=== Data listing ===
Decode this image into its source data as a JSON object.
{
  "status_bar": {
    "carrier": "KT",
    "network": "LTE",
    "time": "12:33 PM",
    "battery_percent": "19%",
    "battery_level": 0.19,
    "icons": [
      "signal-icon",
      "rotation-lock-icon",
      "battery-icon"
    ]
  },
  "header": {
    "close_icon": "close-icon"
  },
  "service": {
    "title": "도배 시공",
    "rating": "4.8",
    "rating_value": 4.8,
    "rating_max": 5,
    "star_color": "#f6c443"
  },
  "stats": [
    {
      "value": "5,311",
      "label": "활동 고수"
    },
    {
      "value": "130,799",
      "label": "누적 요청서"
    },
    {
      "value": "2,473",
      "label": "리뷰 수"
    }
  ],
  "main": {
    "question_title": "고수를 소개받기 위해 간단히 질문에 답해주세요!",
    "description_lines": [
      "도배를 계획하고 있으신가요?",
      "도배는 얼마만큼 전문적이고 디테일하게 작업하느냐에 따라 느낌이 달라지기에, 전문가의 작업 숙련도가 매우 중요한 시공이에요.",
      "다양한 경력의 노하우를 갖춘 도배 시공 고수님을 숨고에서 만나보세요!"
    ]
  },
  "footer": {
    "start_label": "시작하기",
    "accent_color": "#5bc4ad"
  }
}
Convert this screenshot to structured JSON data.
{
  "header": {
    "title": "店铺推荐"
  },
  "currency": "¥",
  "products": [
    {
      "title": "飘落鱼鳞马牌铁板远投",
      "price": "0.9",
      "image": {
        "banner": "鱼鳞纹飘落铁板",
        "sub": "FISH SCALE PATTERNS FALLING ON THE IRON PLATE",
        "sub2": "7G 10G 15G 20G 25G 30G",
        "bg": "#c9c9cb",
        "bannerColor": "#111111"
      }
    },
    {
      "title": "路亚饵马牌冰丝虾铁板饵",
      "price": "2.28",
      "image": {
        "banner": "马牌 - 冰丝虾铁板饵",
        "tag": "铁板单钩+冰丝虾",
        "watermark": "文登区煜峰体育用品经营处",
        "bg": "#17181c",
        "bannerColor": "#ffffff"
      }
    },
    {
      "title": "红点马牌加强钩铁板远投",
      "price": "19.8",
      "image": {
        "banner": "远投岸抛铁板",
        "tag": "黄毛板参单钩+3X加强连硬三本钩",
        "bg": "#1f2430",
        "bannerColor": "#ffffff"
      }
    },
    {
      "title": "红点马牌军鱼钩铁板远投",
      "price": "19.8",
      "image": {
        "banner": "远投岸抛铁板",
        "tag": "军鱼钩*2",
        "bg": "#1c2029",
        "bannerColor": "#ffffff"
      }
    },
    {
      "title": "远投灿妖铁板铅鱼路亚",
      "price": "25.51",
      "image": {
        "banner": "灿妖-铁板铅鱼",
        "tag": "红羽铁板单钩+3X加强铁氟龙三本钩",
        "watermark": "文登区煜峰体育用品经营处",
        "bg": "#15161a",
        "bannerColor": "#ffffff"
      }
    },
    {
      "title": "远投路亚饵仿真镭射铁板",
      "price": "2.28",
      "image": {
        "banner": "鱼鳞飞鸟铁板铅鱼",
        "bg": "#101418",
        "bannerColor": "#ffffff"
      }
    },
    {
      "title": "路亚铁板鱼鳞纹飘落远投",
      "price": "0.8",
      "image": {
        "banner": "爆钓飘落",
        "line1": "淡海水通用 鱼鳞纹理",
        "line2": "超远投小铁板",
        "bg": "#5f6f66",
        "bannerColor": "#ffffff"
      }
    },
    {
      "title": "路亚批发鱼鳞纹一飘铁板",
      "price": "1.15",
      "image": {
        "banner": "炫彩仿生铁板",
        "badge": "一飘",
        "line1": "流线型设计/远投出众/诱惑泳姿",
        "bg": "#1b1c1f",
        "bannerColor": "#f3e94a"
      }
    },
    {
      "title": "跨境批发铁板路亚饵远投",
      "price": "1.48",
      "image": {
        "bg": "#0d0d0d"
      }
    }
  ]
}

=== Short exercise ===
Restate the whole listing exactly, leaving out nothing.

=== Answer to this problem ===
Decode this image into its source data as a JSON object.
{
  "status_bar": {
    "carrier": "KT",
    "network": "LTE",
    "time": "12:33 PM",
    "battery_percent": "19%",
    "battery_level": 0.19,
    "icons": [
      "signal-icon",
      "rotation-lock-icon",
      "battery-icon"
    ]
  },
  "header": {
    "close_icon": "close-icon"
  },
  "service": {
    "title": "도배 시공",
    "rating": "4.8",
    "rating_value": 4.8,
    "rating_max": 5,
    "star_color": "#f6c443"
  },
  "stats": [
    {
      "value": "5,311",
      "label": "활동 고수"
    },
    {
      "value": "130,799",
      "label": "누적 요청서"
    },
    {
      "value": "2,473",
      "label": "리뷰 수"
    }
  ],
  "main": {
    "question_title": "고수를 소개받기 위해 간단히 질문에 답해주세요!",
    "description_lines": [
      "도배를 계획하고 있으신가요?",
      "도배는 얼마만큼 전문적이고 디테일하게 작업하느냐에 따라 느낌이 달라지기에, 전문가의 작업 숙련도가 매우 중요한 시공이에요.",
      "다양한 경력의 노하우를 갖춘 도배 시공 고수님을 숨고에서 만나보세요!"
    ]
  },
  "footer": {
    "start_label": "시작하기",
    "accent_color": "#5bc4ad"
  }
}
Convert this screenshot to structured JSON data.
{
  "header": {
    "title": "店铺推荐"
  },
  "currency": "¥",
  "products": [
    {
      "title": "飘落鱼鳞马牌铁板远投",
      "price": "0.9",
      "image": {
        "banner": "鱼鳞纹飘落铁板",
        "sub": "FISH SCALE PATTERNS FALLING ON THE IRON PLATE",
        "sub2": "7G 10G 15G 20G 25G 30G",
        "bg": "#c9c9cb",
        "bannerColor": "#111111"
      }
    },
    {
      "title": "路亚饵马牌冰丝虾铁板饵",
      "price": "2.28",
      "image": {
        "banner": "马牌 - 冰丝虾铁板饵",
        "tag": "铁板单钩+冰丝虾",
        "watermark": "文登区煜峰体育用品经营处",
        "bg": "#17181c",
        "bannerColor": "#ffffff"
      }
    },
    {
      "title": "红点马牌加强钩铁板远投",
      "price": "19.8",
      "image": {
        "banner": "远投岸抛铁板",
        "tag": "黄毛板参单钩+3X加强连硬三本钩",
        "bg": "#1f2430",
        "bannerColor": "#ffffff"
      }
    },
    {
      "title": "红点马牌军鱼钩铁板远投",
      "price": "19.8",
      "image": {
        "banner": "远投岸抛铁板",
        "tag": "军鱼钩*2",
        "bg": "#1c2029",
        "bannerColor": "#ffffff"
      }
    },
    {
      "title": "远投灿妖铁板铅鱼路亚",
      "price": "25.51",
      "image": {
        "banner": "灿妖-铁板铅鱼",
        "tag": "红羽铁板单钩+3X加强铁氟龙三本钩",
        "watermark": "文登区煜峰体育用品经营处",
        "bg": "#15161a",
        "bannerColor": "#ffffff"
      }
    },
    {
      "title": "远投路亚饵仿真镭射铁板",
      "price": "2.28",
      "image": {
        "banner": "鱼鳞飞鸟铁板铅鱼",
        "bg": "#101418",
        "bannerColor": "#ffffff"
      }
    },
    {
      "title": "路亚铁板鱼鳞纹飘落远投",
      "price": "0.8",
      "image": {
        "banner": "爆钓飘落",
        "line1": "淡海水通用 鱼鳞纹理",
        "line2": "超远投小铁板",
        "bg": "#5f6f66",
        "bannerColor": "#ffffff"
      }
    },
    {
      "title": "路亚批发鱼鳞纹一飘铁板",
      "price": "1.15",
      "image": {
        "banner": "炫彩仿生铁板",
        "badge": "一飘",
        "line1": "流线型设计/远投出众/诱惑泳姿",
        "bg": "#1b1c1f",
        "bannerColor": "#f3e94a"
      }
    },
    {
      "title": "跨境批发铁板路亚饵远投",
      "price": "1.48",
      "image": {
        "bg": "#0d0d0d"
      }
    }
  ]
}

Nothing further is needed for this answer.